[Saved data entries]
^^^^^^^^^^^^^^^^

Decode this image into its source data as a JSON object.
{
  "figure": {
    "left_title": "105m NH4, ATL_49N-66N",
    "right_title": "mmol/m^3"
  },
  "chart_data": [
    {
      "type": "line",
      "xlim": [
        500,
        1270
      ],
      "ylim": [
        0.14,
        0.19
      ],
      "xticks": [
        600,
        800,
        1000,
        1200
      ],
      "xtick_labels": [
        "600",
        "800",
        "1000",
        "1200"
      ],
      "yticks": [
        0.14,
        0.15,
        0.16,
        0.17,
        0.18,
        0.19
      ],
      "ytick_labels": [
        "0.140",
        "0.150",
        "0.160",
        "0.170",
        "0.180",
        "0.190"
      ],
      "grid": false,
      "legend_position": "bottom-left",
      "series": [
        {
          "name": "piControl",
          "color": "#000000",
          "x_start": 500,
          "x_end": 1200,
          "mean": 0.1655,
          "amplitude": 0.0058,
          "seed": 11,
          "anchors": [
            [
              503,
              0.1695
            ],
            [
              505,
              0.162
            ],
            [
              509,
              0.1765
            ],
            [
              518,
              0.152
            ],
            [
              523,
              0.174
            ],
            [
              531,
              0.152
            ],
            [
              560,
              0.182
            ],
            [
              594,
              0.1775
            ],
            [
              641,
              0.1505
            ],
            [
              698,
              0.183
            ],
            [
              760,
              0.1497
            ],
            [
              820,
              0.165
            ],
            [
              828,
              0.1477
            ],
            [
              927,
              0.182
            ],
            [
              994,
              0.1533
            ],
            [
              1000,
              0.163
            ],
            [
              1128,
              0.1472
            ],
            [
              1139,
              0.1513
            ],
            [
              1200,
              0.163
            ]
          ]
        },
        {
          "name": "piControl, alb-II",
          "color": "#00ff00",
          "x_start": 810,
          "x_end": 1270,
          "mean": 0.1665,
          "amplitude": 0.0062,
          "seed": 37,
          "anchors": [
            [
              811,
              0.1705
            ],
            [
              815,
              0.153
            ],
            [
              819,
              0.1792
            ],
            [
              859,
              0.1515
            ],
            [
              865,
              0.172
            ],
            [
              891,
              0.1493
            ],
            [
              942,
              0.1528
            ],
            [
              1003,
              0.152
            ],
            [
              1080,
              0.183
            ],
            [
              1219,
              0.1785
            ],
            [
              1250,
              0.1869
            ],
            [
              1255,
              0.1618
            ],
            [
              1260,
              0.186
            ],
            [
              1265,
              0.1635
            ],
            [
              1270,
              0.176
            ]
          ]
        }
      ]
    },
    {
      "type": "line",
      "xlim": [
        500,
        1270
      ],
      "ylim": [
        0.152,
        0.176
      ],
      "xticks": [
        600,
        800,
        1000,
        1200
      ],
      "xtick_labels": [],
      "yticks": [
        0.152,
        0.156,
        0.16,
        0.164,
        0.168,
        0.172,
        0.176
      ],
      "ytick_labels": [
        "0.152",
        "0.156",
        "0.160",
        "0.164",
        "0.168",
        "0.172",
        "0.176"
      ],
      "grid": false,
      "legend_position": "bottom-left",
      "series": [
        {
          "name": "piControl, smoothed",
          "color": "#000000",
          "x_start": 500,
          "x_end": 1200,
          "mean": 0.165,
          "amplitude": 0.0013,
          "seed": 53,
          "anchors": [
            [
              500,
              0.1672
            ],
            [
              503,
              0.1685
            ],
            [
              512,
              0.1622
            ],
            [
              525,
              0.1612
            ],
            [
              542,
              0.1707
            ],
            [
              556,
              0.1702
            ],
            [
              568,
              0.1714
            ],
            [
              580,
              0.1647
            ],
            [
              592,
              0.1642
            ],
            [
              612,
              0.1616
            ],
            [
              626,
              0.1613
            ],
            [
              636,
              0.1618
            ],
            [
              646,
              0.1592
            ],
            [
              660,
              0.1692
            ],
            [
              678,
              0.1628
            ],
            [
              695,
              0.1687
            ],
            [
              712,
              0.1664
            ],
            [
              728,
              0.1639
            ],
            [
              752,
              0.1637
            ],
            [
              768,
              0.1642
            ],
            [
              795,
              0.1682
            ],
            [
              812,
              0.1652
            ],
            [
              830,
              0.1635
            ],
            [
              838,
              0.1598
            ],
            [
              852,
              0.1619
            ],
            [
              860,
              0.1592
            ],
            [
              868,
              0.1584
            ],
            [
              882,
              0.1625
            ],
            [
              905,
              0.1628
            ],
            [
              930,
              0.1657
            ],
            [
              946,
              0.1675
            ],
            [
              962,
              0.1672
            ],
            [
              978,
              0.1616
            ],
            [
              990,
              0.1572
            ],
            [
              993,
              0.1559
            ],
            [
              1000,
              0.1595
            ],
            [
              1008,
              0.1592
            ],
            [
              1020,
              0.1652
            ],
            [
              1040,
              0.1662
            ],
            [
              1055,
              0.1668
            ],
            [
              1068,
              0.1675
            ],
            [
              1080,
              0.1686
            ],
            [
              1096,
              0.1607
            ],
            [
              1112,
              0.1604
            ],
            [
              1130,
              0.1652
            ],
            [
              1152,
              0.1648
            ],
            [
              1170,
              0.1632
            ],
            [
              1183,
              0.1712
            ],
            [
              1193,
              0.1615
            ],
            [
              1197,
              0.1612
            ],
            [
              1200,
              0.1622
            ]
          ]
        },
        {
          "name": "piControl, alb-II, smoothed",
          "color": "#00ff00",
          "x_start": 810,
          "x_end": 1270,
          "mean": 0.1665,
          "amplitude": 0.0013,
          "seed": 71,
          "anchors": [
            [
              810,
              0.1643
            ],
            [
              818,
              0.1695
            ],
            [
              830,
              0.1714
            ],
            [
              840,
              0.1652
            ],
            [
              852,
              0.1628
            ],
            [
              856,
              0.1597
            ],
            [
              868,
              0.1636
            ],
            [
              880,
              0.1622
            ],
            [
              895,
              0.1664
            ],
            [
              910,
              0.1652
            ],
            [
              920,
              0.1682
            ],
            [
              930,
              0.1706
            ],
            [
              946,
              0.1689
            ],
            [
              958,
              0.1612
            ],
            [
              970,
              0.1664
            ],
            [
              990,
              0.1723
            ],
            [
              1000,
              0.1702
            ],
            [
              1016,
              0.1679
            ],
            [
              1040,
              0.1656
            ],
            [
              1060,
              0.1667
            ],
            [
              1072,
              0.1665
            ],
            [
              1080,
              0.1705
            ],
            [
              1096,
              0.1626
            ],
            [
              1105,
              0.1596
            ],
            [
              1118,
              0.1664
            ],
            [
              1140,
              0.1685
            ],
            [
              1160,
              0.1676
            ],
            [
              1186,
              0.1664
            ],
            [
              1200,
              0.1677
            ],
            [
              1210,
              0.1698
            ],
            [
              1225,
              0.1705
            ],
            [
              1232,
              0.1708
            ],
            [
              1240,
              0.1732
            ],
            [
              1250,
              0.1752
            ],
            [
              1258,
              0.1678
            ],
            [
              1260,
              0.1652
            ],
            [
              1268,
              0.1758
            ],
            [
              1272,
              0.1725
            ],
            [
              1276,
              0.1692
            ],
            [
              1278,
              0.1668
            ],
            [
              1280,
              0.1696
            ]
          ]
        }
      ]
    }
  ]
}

^^^^^^^^^^^^^^^^

Report only how many lines in the listing contain the string "smoothed".

◆ **Correct result**
2